TASK DETAILS — Transcribe everything in the data word for word. Pictures are left out.

GIVEN INFORMATION —
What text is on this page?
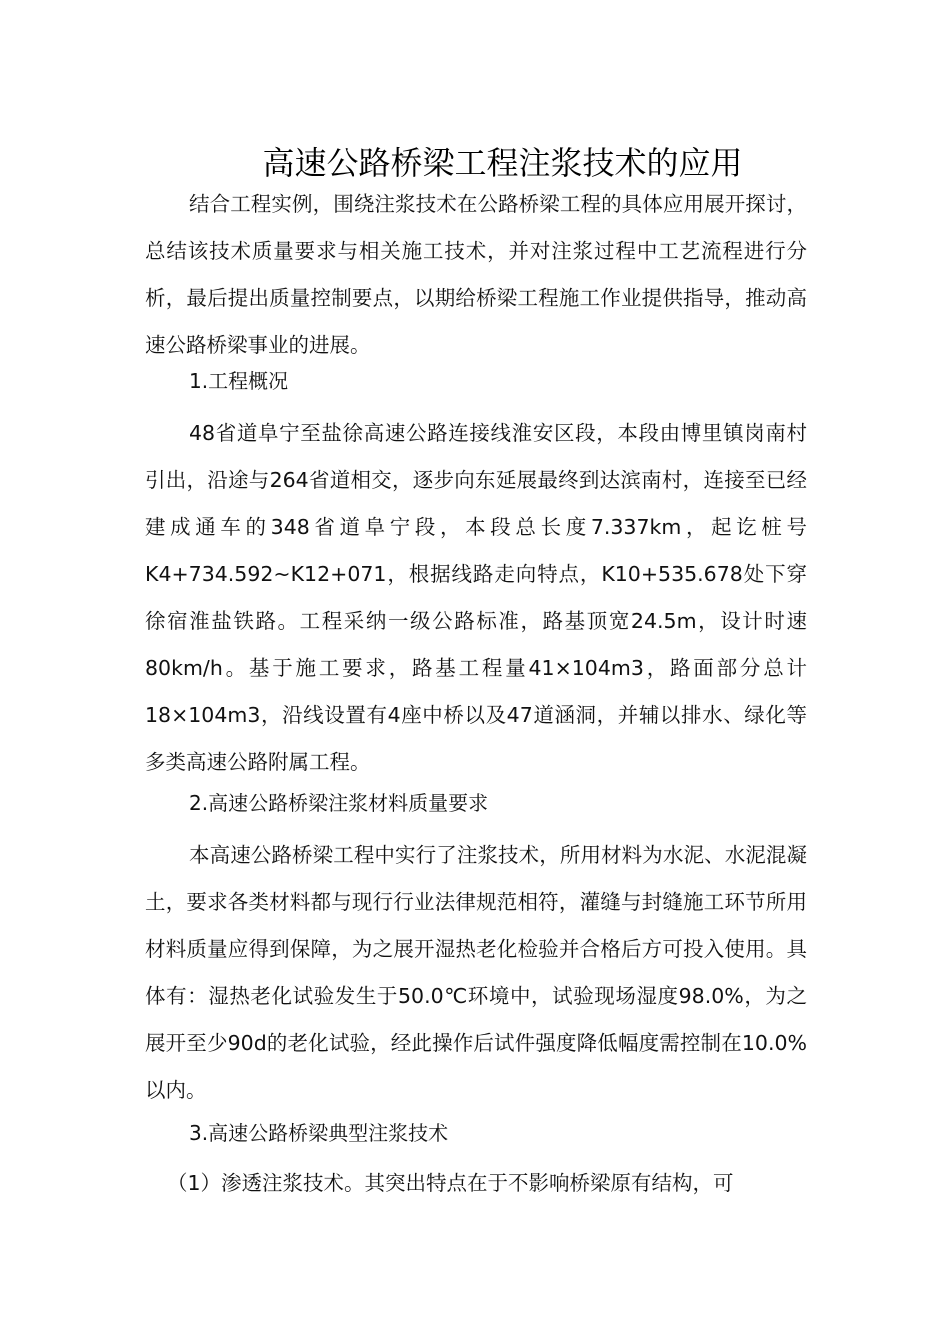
高速公路桥梁工程注浆技术的应用

结合工程实例，围绕注浆技术在公路桥梁工程的具体应用展开探讨，总结该技术质量要求与相关施工技术，并对注浆过程中工艺流程进行分析，最后提出质量控制要点，以期给桥梁工程施工作业提供指导，推动高速公路桥梁事业的进展。

1.工程概况

48省道阜宁至盐徐高速公路连接线淮安区段，本段由博里镇岗南村引出，沿途与264省道相交，逐步向东延展最终到达滨南村，连接至已经建成通车的348省道阜宁段，本段总长度7.337km，起讫桩号K4+734.592~K12+071，根据线路走向特点，K10+535.678处下穿徐宿淮盐铁路。工程采纳一级公路标准，路基顶宽24.5m，设计时速80km/h。基于施工要求，路基工程量41×104m3，路面部分总计18×104m3，沿线设置有4座中桥以及47道涵洞，并辅以排水、绿化等多类高速公路附属工程。

2.高速公路桥梁注浆材料质量要求

本高速公路桥梁工程中实行了注浆技术，所用材料为水泥、水泥混凝土，要求各类材料都与现行行业法律规范相符，灌缝与封缝施工环节所用材料质量应得到保障，为之展开湿热老化检验并合格后方可投入使用。具体有：湿热老化试验发生于50.0℃环境中，试验现场湿度98.0%，为之展开至少90d的老化试验，经此操作后试件强度降低幅度需控制在10.0%以内。

3.高速公路桥梁典型注浆技术

（1）渗透注浆技术。其突出特点在于不影响桥梁原有结构，可
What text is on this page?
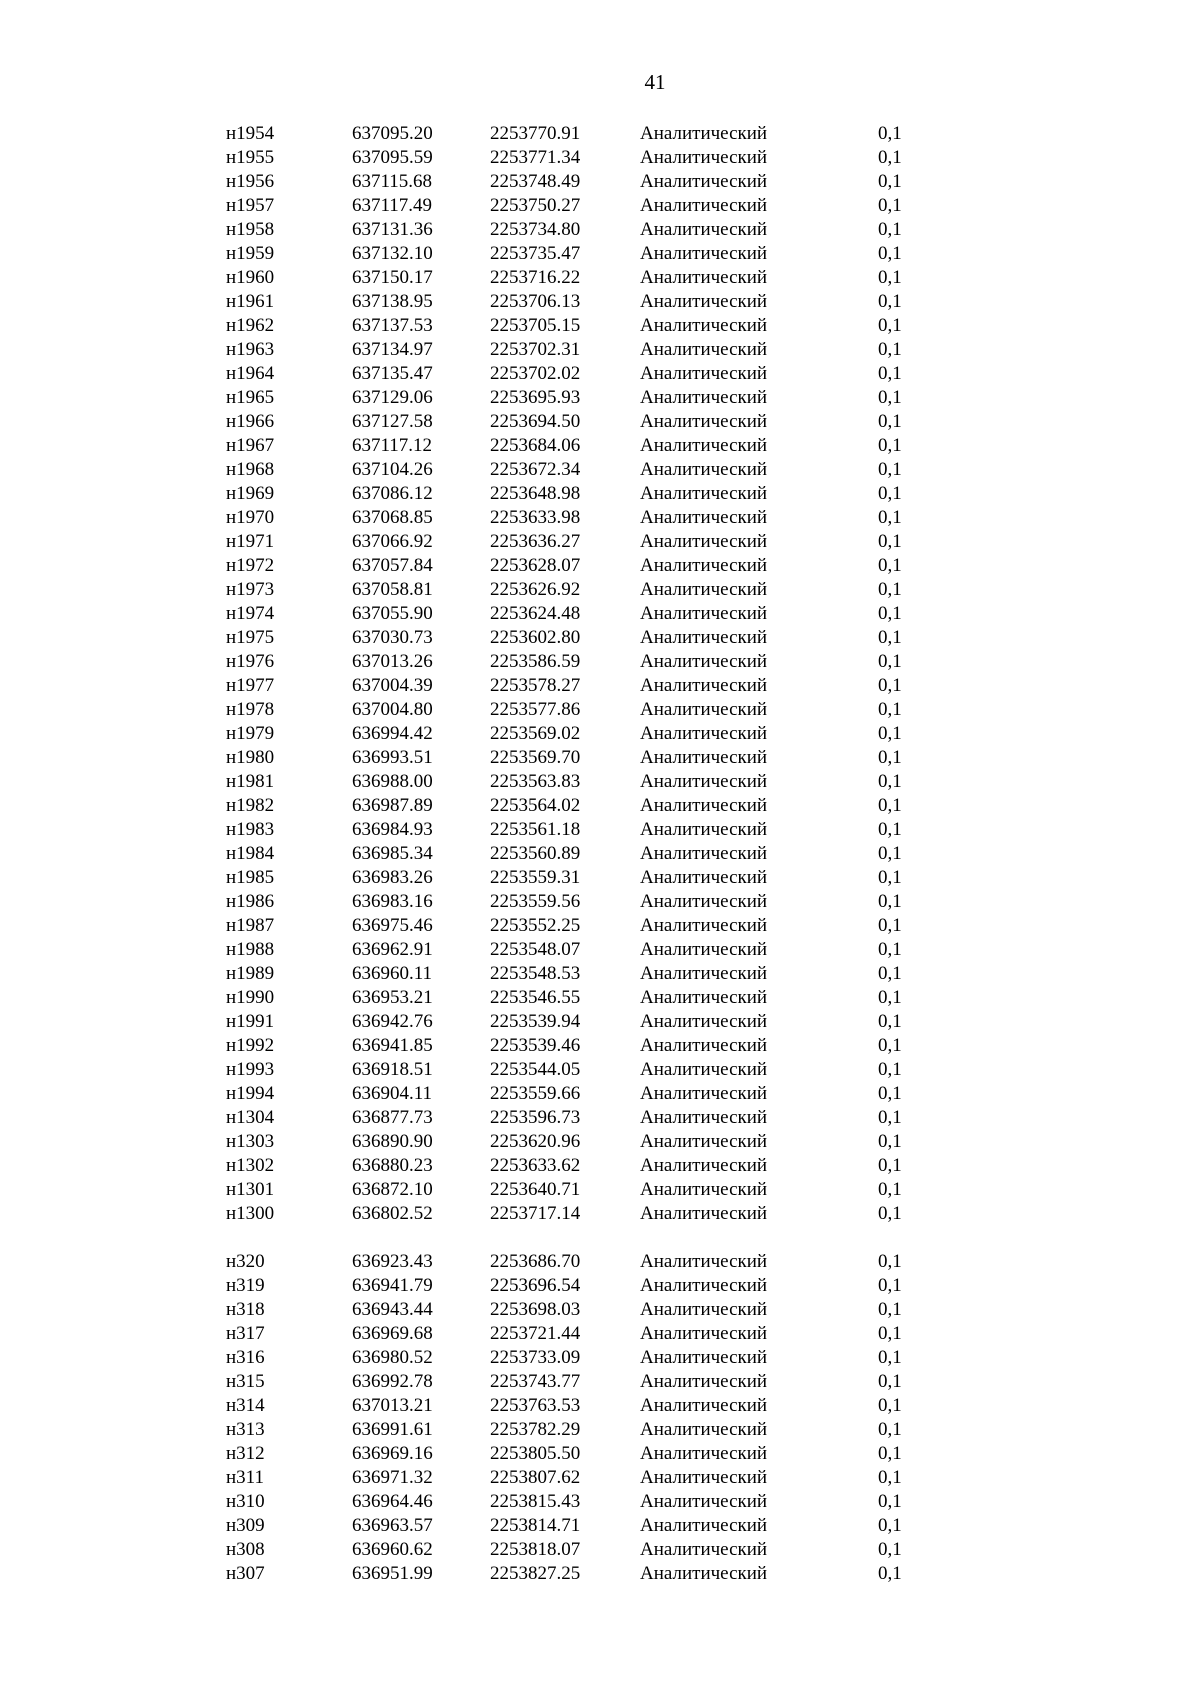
41
н1954	637095.20	2253770.91	Аналитический	0,1
н1955	637095.59	2253771.34	Аналитический	0,1
н1956	637115.68	2253748.49	Аналитический	0,1
н1957	637117.49	2253750.27	Аналитический	0,1
н1958	637131.36	2253734.80	Аналитический	0,1
н1959	637132.10	2253735.47	Аналитический	0,1
н1960	637150.17	2253716.22	Аналитический	0,1
н1961	637138.95	2253706.13	Аналитический	0,1
н1962	637137.53	2253705.15	Аналитический	0,1
н1963	637134.97	2253702.31	Аналитический	0,1
н1964	637135.47	2253702.02	Аналитический	0,1
н1965	637129.06	2253695.93	Аналитический	0,1
н1966	637127.58	2253694.50	Аналитический	0,1
н1967	637117.12	2253684.06	Аналитический	0,1
н1968	637104.26	2253672.34	Аналитический	0,1
н1969	637086.12	2253648.98	Аналитический	0,1
н1970	637068.85	2253633.98	Аналитический	0,1
н1971	637066.92	2253636.27	Аналитический	0,1
н1972	637057.84	2253628.07	Аналитический	0,1
н1973	637058.81	2253626.92	Аналитический	0,1
н1974	637055.90	2253624.48	Аналитический	0,1
н1975	637030.73	2253602.80	Аналитический	0,1
н1976	637013.26	2253586.59	Аналитический	0,1
н1977	637004.39	2253578.27	Аналитический	0,1
н1978	637004.80	2253577.86	Аналитический	0,1
н1979	636994.42	2253569.02	Аналитический	0,1
н1980	636993.51	2253569.70	Аналитический	0,1
н1981	636988.00	2253563.83	Аналитический	0,1
н1982	636987.89	2253564.02	Аналитический	0,1
н1983	636984.93	2253561.18	Аналитический	0,1
н1984	636985.34	2253560.89	Аналитический	0,1
н1985	636983.26	2253559.31	Аналитический	0,1
н1986	636983.16	2253559.56	Аналитический	0,1
н1987	636975.46	2253552.25	Аналитический	0,1
н1988	636962.91	2253548.07	Аналитический	0,1
н1989	636960.11	2253548.53	Аналитический	0,1
н1990	636953.21	2253546.55	Аналитический	0,1
н1991	636942.76	2253539.94	Аналитический	0,1
н1992	636941.85	2253539.46	Аналитический	0,1
н1993	636918.51	2253544.05	Аналитический	0,1
н1994	636904.11	2253559.66	Аналитический	0,1
н1304	636877.73	2253596.73	Аналитический	0,1
н1303	636890.90	2253620.96	Аналитический	0,1
н1302	636880.23	2253633.62	Аналитический	0,1
н1301	636872.10	2253640.71	Аналитический	0,1
н1300	636802.52	2253717.14	Аналитический	0,1
н320	636923.43	2253686.70	Аналитический	0,1
н319	636941.79	2253696.54	Аналитический	0,1
н318	636943.44	2253698.03	Аналитический	0,1
н317	636969.68	2253721.44	Аналитический	0,1
н316	636980.52	2253733.09	Аналитический	0,1
н315	636992.78	2253743.77	Аналитический	0,1
н314	637013.21	2253763.53	Аналитический	0,1
н313	636991.61	2253782.29	Аналитический	0,1
н312	636969.16	2253805.50	Аналитический	0,1
н311	636971.32	2253807.62	Аналитический	0,1
н310	636964.46	2253815.43	Аналитический	0,1
н309	636963.57	2253814.71	Аналитический	0,1
н308	636960.62	2253818.07	Аналитический	0,1
н307	636951.99	2253827.25	Аналитический	0,1
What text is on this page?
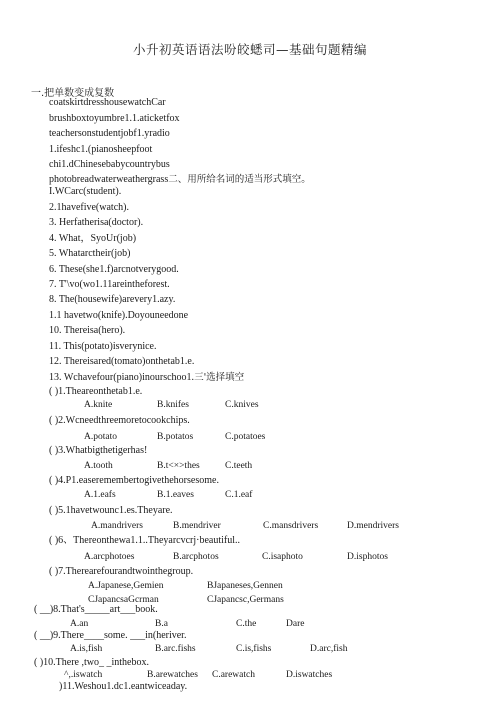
小升初英语语法吩皎蟋司—基础句题精编
一.把单数变成复数
coatskirtdresshousewatchCar
brushboxtoyumbre1.1.aticketfox
teachersonstudentjobf1.yradio
1.ifeshc1.(pianosheepfoot
chi1.dChinesebabycountrybus
photobreadwaterweathergrass二、用所给名词的适当形式填空。
I.WCarc(student).
2.1havefive(watch).
3. Herfatherisa(doctor).
4. What，SyoUr(job)
5. Whatarctheir(job)
6. These(she1.f)arcnotverygood.
7. T'\vo(wo1.11areintheforest.
8. The(housewife)arevery1.azy.
1.1 havetwo(knife).Doyouneedone
10. Thereisa(hero).
11. This(potato)isverynice.
12. Thereisared(tomato)onthetab1.e.
13. Wchavefour(piano)inourschoo1.三'选择填空
( )1.Theareonthetab1.e.
A.knite	B.knifes	C.knives
( )2.Wcneedthreemoretocookchips.
A.potato	B.potatos	C.potatoes
( )3.Whatbigthetigerhas!
A.tooth	B.t<×>thes	C.teeth
( )4.P1.easeremembertogivethehorsesome.
A.1.eafs	B.1.eaves	C.1.eaf
( )5.1havetwounc1.es.Theyare.
A.mandrivers	B.mendriver	C.mansdrivers	D.mendrivers
( )6、Thereonthewa1.1..Theyarcvcrj·beautiful..
A.arcphotoes	B.arcphotos	C.isaphoto	D.isphotos
( )7.Therearefourandtwointhegroup.
A.Japanese,Gemien	BJapaneses,Gennen
CJapancsaGcrman	CJapancsc,Germans
( __)8.That's_____art___book.
A.an	B.a	C.the	Dare
( __)9.There____some. ___in(heriver.
A.is,fish	B.arc.fishs	C.is,fishs	D.arc,fish
( )10.There ,two_ _inthebox.
^,.iswatch	B.arewatches C.arewatch	D.iswatches
)11.Weshou1.dc1.eantwiceaday.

FINISHED TASK —
What text is on this page?
高速公路桥梁工程注浆技术的应用

结合工程实例，围绕注浆技术在公路桥梁工程的具体应用展开探讨，总结该技术质量要求与相关施工技术，并对注浆过程中工艺流程进行分析，最后提出质量控制要点，以期给桥梁工程施工作业提供指导，推动高速公路桥梁事业的进展。

1.工程概况

48省道阜宁至盐徐高速公路连接线淮安区段，本段由博里镇岗南村引出，沿途与264省道相交，逐步向东延展最终到达滨南村，连接至已经建成通车的348省道阜宁段，本段总长度7.337km，起讫桩号K4+734.592~K12+071，根据线路走向特点，K10+535.678处下穿徐宿淮盐铁路。工程采纳一级公路标准，路基顶宽24.5m，设计时速80km/h。基于施工要求，路基工程量41×104m3，路面部分总计18×104m3，沿线设置有4座中桥以及47道涵洞，并辅以排水、绿化等多类高速公路附属工程。

2.高速公路桥梁注浆材料质量要求

本高速公路桥梁工程中实行了注浆技术，所用材料为水泥、水泥混凝土，要求各类材料都与现行行业法律规范相符，灌缝与封缝施工环节所用材料质量应得到保障，为之展开湿热老化检验并合格后方可投入使用。具体有：湿热老化试验发生于50.0℃环境中，试验现场湿度98.0%，为之展开至少90d的老化试验，经此操作后试件强度降低幅度需控制在10.0%以内。

3.高速公路桥梁典型注浆技术

（1）渗透注浆技术。其突出特点在于不影响桥梁原有结构，可
What text is on this page?
41
н1954	637095.20	2253770.91	Аналитический	0,1
н1955	637095.59	2253771.34	Аналитический	0,1
н1956	637115.68	2253748.49	Аналитический	0,1
н1957	637117.49	2253750.27	Аналитический	0,1
н1958	637131.36	2253734.80	Аналитический	0,1
н1959	637132.10	2253735.47	Аналитический	0,1
н1960	637150.17	2253716.22	Аналитический	0,1
н1961	637138.95	2253706.13	Аналитический	0,1
н1962	637137.53	2253705.15	Аналитический	0,1
н1963	637134.97	2253702.31	Аналитический	0,1
н1964	637135.47	2253702.02	Аналитический	0,1
н1965	637129.06	2253695.93	Аналитический	0,1
н1966	637127.58	2253694.50	Аналитический	0,1
н1967	637117.12	2253684.06	Аналитический	0,1
н1968	637104.26	2253672.34	Аналитический	0,1
н1969	637086.12	2253648.98	Аналитический	0,1
н1970	637068.85	2253633.98	Аналитический	0,1
н1971	637066.92	2253636.27	Аналитический	0,1
н1972	637057.84	2253628.07	Аналитический	0,1
н1973	637058.81	2253626.92	Аналитический	0,1
н1974	637055.90	2253624.48	Аналитический	0,1
н1975	637030.73	2253602.80	Аналитический	0,1
н1976	637013.26	2253586.59	Аналитический	0,1
н1977	637004.39	2253578.27	Аналитический	0,1
н1978	637004.80	2253577.86	Аналитический	0,1
н1979	636994.42	2253569.02	Аналитический	0,1
н1980	636993.51	2253569.70	Аналитический	0,1
н1981	636988.00	2253563.83	Аналитический	0,1
н1982	636987.89	2253564.02	Аналитический	0,1
н1983	636984.93	2253561.18	Аналитический	0,1
н1984	636985.34	2253560.89	Аналитический	0,1
н1985	636983.26	2253559.31	Аналитический	0,1
н1986	636983.16	2253559.56	Аналитический	0,1
н1987	636975.46	2253552.25	Аналитический	0,1
н1988	636962.91	2253548.07	Аналитический	0,1
н1989	636960.11	2253548.53	Аналитический	0,1
н1990	636953.21	2253546.55	Аналитический	0,1
н1991	636942.76	2253539.94	Аналитический	0,1
н1992	636941.85	2253539.46	Аналитический	0,1
н1993	636918.51	2253544.05	Аналитический	0,1
н1994	636904.11	2253559.66	Аналитический	0,1
н1304	636877.73	2253596.73	Аналитический	0,1
н1303	636890.90	2253620.96	Аналитический	0,1
н1302	636880.23	2253633.62	Аналитический	0,1
н1301	636872.10	2253640.71	Аналитический	0,1
н1300	636802.52	2253717.14	Аналитический	0,1
н320	636923.43	2253686.70	Аналитический	0,1
н319	636941.79	2253696.54	Аналитический	0,1
н318	636943.44	2253698.03	Аналитический	0,1
н317	636969.68	2253721.44	Аналитический	0,1
н316	636980.52	2253733.09	Аналитический	0,1
н315	636992.78	2253743.77	Аналитический	0,1
н314	637013.21	2253763.53	Аналитический	0,1
н313	636991.61	2253782.29	Аналитический	0,1
н312	636969.16	2253805.50	Аналитический	0,1
н311	636971.32	2253807.62	Аналитический	0,1
н310	636964.46	2253815.43	Аналитический	0,1
н309	636963.57	2253814.71	Аналитический	0,1
н308	636960.62	2253818.07	Аналитический	0,1
н307	636951.99	2253827.25	Аналитический	0,1
What text is on this page?
小升初英语语法吩皎蟋司—基础句题精编
一.把单数变成复数
coatskirtdresshousewatchCar
brushboxtoyumbre1.1.aticketfox
teachersonstudentjobf1.yradio
1.ifeshc1.(pianosheepfoot
chi1.dChinesebabycountrybus
photobreadwaterweathergrass二、用所给名词的适当形式填空。
I.WCarc(student).
2.1havefive(watch).
3. Herfatherisa(doctor).
4. What，SyoUr(job)
5. Whatarctheir(job)
6. These(she1.f)arcnotverygood.
7. T'\vo(wo1.11areintheforest.
8. The(housewife)arevery1.azy.
1.1 havetwo(knife).Doyouneedone
10. Thereisa(hero).
11. This(potato)isverynice.
12. Thereisared(tomato)onthetab1.e.
13. Wchavefour(piano)inourschoo1.三'选择填空
( )1.Theareonthetab1.e.
A.knite	B.knifes	C.knives
( )2.Wcneedthreemoretocookchips.
A.potato	B.potatos	C.potatoes
( )3.Whatbigthetigerhas!
A.tooth	B.t<×>thes	C.teeth
( )4.P1.easeremembertogivethehorsesome.
A.1.eafs	B.1.eaves	C.1.eaf
( )5.1havetwounc1.es.Theyare.
A.mandrivers	B.mendriver	C.mansdrivers	D.mendrivers
( )6、Thereonthewa1.1..Theyarcvcrj·beautiful..
A.arcphotoes	B.arcphotos	C.isaphoto	D.isphotos
( )7.Therearefourandtwointhegroup.
A.Japanese,Gemien	BJapaneses,Gennen
CJapancsaGcrman	CJapancsc,Germans
( __)8.That's_____art___book.
A.an	B.a	C.the	Dare
( __)9.There____some. ___in(heriver.
A.is,fish	B.arc.fishs	C.is,fishs	D.arc,fish
( )10.There ,two_ _inthebox.
^,.iswatch	B.arewatches C.arewatch	D.iswatches
)11.Weshou1.dc1.eantwiceaday.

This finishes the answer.